++++ DATA LISTING
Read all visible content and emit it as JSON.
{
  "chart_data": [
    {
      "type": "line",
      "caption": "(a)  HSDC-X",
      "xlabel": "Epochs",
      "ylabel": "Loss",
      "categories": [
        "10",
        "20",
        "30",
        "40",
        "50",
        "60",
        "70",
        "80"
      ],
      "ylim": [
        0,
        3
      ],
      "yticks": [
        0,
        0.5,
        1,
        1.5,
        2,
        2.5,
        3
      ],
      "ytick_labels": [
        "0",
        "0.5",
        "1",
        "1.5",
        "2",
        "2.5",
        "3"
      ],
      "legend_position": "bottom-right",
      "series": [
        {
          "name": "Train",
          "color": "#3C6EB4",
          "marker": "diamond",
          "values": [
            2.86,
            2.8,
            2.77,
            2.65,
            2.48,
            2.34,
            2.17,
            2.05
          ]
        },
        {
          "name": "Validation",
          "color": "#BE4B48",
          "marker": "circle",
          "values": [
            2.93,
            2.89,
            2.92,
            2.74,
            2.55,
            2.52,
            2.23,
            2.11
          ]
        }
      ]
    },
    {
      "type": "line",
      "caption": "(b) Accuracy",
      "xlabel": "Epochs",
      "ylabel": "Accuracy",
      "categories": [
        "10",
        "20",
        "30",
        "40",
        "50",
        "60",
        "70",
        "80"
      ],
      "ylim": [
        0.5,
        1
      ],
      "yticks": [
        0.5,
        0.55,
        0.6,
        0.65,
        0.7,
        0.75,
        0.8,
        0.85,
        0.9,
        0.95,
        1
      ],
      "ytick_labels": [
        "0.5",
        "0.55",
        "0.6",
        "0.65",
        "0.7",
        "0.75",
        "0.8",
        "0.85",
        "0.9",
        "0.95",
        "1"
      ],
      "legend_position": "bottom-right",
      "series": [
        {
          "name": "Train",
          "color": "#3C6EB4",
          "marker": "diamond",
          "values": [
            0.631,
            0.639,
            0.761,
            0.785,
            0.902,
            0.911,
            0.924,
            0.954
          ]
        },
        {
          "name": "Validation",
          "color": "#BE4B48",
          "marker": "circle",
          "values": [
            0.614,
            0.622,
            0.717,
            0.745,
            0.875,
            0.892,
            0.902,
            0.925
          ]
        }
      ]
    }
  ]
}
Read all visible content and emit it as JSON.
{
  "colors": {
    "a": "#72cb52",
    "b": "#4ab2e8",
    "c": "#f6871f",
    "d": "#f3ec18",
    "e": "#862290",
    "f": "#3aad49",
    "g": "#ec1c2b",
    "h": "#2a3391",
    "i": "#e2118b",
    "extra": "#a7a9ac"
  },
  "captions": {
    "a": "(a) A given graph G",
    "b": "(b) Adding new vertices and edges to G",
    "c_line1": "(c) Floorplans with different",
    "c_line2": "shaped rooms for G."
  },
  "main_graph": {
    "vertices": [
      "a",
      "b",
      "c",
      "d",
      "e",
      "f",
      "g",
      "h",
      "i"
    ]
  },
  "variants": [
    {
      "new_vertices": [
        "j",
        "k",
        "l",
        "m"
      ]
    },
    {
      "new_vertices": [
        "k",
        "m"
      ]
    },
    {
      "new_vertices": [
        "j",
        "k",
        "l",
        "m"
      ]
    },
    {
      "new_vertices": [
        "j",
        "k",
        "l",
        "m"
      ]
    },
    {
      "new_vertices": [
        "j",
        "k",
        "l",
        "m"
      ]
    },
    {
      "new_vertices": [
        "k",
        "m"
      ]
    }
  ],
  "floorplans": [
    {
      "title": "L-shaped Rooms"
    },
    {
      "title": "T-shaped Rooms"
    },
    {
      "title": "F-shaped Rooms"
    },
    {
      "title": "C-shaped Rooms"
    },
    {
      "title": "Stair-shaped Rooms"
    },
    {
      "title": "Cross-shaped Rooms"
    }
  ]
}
++++++++
» TASK BRIEF
Would you reproduce the material above in full, exactly as given?

» ANSWER TO THIS PROBLEM
Read all visible content and emit it as JSON.
{
  "chart_data": [
    {
      "type": "line",
      "caption": "(a)  HSDC-X",
      "xlabel": "Epochs",
      "ylabel": "Loss",
      "categories": [
        "10",
        "20",
        "30",
        "40",
        "50",
        "60",
        "70",
        "80"
      ],
      "ylim": [
        0,
        3
      ],
      "yticks": [
        0,
        0.5,
        1,
        1.5,
        2,
        2.5,
        3
      ],
      "ytick_labels": [
        "0",
        "0.5",
        "1",
        "1.5",
        "2",
        "2.5",
        "3"
      ],
      "legend_position": "bottom-right",
      "series": [
        {
          "name": "Train",
          "color": "#3C6EB4",
          "marker": "diamond",
          "values": [
            2.86,
            2.8,
            2.77,
            2.65,
            2.48,
            2.34,
            2.17,
            2.05
          ]
        },
        {
          "name": "Validation",
          "color": "#BE4B48",
          "marker": "circle",
          "values": [
            2.93,
            2.89,
            2.92,
            2.74,
            2.55,
            2.52,
            2.23,
            2.11
          ]
        }
      ]
    },
    {
      "type": "line",
      "caption": "(b) Accuracy",
      "xlabel": "Epochs",
      "ylabel": "Accuracy",
      "categories": [
        "10",
        "20",
        "30",
        "40",
        "50",
        "60",
        "70",
        "80"
      ],
      "ylim": [
        0.5,
        1
      ],
      "yticks": [
        0.5,
        0.55,
        0.6,
        0.65,
        0.7,
        0.75,
        0.8,
        0.85,
        0.9,
        0.95,
        1
      ],
      "ytick_labels": [
        "0.5",
        "0.55",
        "0.6",
        "0.65",
        "0.7",
        "0.75",
        "0.8",
        "0.85",
        "0.9",
        "0.95",
        "1"
      ],
      "legend_position": "bottom-right",
      "series": [
        {
          "name": "Train",
          "color": "#3C6EB4",
          "marker": "diamond",
          "values": [
            0.631,
            0.639,
            0.761,
            0.785,
            0.902,
            0.911,
            0.924,
            0.954
          ]
        },
        {
          "name": "Validation",
          "color": "#BE4B48",
          "marker": "circle",
          "values": [
            0.614,
            0.622,
            0.717,
            0.745,
            0.875,
            0.892,
            0.902,
            0.925
          ]
        }
      ]
    }
  ]
}
Read all visible content and emit it as JSON.
{
  "colors": {
    "a": "#72cb52",
    "b": "#4ab2e8",
    "c": "#f6871f",
    "d": "#f3ec18",
    "e": "#862290",
    "f": "#3aad49",
    "g": "#ec1c2b",
    "h": "#2a3391",
    "i": "#e2118b",
    "extra": "#a7a9ac"
  },
  "captions": {
    "a": "(a) A given graph G",
    "b": "(b) Adding new vertices and edges to G",
    "c_line1": "(c) Floorplans with different",
    "c_line2": "shaped rooms for G."
  },
  "main_graph": {
    "vertices": [
      "a",
      "b",
      "c",
      "d",
      "e",
      "f",
      "g",
      "h",
      "i"
    ]
  },
  "variants": [
    {
      "new_vertices": [
        "j",
        "k",
        "l",
        "m"
      ]
    },
    {
      "new_vertices": [
        "k",
        "m"
      ]
    },
    {
      "new_vertices": [
        "j",
        "k",
        "l",
        "m"
      ]
    },
    {
      "new_vertices": [
        "j",
        "k",
        "l",
        "m"
      ]
    },
    {
      "new_vertices": [
        "j",
        "k",
        "l",
        "m"
      ]
    },
    {
      "new_vertices": [
        "k",
        "m"
      ]
    }
  ],
  "floorplans": [
    {
      "title": "L-shaped Rooms"
    },
    {
      "title": "T-shaped Rooms"
    },
    {
      "title": "F-shaped Rooms"
    },
    {
      "title": "C-shaped Rooms"
    },
    {
      "title": "Stair-shaped Rooms"
    },
    {
      "title": "Cross-shaped Rooms"
    }
  ]
}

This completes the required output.